• _Required task_
Write down every entry below once more, exactly.

• _Data items_
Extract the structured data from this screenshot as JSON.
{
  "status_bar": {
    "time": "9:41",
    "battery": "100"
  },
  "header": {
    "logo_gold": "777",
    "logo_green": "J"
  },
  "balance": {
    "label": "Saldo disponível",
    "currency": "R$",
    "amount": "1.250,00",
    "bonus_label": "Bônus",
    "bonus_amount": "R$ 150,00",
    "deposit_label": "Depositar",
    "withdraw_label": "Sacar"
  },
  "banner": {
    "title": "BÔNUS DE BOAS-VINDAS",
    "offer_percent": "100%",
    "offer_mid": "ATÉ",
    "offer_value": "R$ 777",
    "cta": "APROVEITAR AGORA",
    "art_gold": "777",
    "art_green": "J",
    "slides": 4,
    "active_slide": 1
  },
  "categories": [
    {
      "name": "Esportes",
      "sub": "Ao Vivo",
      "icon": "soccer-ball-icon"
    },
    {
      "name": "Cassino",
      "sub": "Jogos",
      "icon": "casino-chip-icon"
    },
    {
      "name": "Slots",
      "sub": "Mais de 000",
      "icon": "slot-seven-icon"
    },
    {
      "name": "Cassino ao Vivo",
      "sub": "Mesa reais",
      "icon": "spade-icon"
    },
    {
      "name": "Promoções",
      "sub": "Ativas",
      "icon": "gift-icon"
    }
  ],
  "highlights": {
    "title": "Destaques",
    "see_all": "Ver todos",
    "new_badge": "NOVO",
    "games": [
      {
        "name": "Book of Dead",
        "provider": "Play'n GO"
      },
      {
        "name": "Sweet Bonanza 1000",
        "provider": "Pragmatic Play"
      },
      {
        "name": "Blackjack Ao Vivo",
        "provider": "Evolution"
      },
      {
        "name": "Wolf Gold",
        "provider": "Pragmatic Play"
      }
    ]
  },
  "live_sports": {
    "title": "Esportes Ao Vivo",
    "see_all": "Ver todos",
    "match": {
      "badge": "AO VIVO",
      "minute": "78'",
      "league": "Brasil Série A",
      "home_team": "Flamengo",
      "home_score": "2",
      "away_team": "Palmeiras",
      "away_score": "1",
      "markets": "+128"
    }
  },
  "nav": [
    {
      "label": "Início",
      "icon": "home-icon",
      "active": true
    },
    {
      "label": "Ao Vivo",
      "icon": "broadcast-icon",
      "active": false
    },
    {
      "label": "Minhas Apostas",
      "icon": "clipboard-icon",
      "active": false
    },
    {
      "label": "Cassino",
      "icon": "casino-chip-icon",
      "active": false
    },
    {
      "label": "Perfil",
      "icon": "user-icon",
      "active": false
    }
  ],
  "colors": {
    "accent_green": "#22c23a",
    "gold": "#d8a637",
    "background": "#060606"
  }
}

• _The reply_
Extract the structured data from this screenshot as JSON.
{
  "status_bar": {
    "time": "9:41",
    "battery": "100"
  },
  "header": {
    "logo_gold": "777",
    "logo_green": "J"
  },
  "balance": {
    "label": "Saldo disponível",
    "currency": "R$",
    "amount": "1.250,00",
    "bonus_label": "Bônus",
    "bonus_amount": "R$ 150,00",
    "deposit_label": "Depositar",
    "withdraw_label": "Sacar"
  },
  "banner": {
    "title": "BÔNUS DE BOAS-VINDAS",
    "offer_percent": "100%",
    "offer_mid": "ATÉ",
    "offer_value": "R$ 777",
    "cta": "APROVEITAR AGORA",
    "art_gold": "777",
    "art_green": "J",
    "slides": 4,
    "active_slide": 1
  },
  "categories": [
    {
      "name": "Esportes",
      "sub": "Ao Vivo",
      "icon": "soccer-ball-icon"
    },
    {
      "name": "Cassino",
      "sub": "Jogos",
      "icon": "casino-chip-icon"
    },
    {
      "name": "Slots",
      "sub": "Mais de 000",
      "icon": "slot-seven-icon"
    },
    {
      "name": "Cassino ao Vivo",
      "sub": "Mesa reais",
      "icon": "spade-icon"
    },
    {
      "name": "Promoções",
      "sub": "Ativas",
      "icon": "gift-icon"
    }
  ],
  "highlights": {
    "title": "Destaques",
    "see_all": "Ver todos",
    "new_badge": "NOVO",
    "games": [
      {
        "name": "Book of Dead",
        "provider": "Play'n GO"
      },
      {
        "name": "Sweet Bonanza 1000",
        "provider": "Pragmatic Play"
      },
      {
        "name": "Blackjack Ao Vivo",
        "provider": "Evolution"
      },
      {
        "name": "Wolf Gold",
        "provider": "Pragmatic Play"
      }
    ]
  },
  "live_sports": {
    "title": "Esportes Ao Vivo",
    "see_all": "Ver todos",
    "match": {
      "badge": "AO VIVO",
      "minute": "78'",
      "league": "Brasil Série A",
      "home_team": "Flamengo",
      "home_score": "2",
      "away_team": "Palmeiras",
      "away_score": "1",
      "markets": "+128"
    }
  },
  "nav": [
    {
      "label": "Início",
      "icon": "home-icon",
      "active": true
    },
    {
      "label": "Ao Vivo",
      "icon": "broadcast-icon",
      "active": false
    },
    {
      "label": "Minhas Apostas",
      "icon": "clipboard-icon",
      "active": false
    },
    {
      "label": "Cassino",
      "icon": "casino-chip-icon",
      "active": false
    },
    {
      "label": "Perfil",
      "icon": "user-icon",
      "active": false
    }
  ],
  "colors": {
    "accent_green": "#22c23a",
    "gold": "#d8a637",
    "background": "#060606"
  }
}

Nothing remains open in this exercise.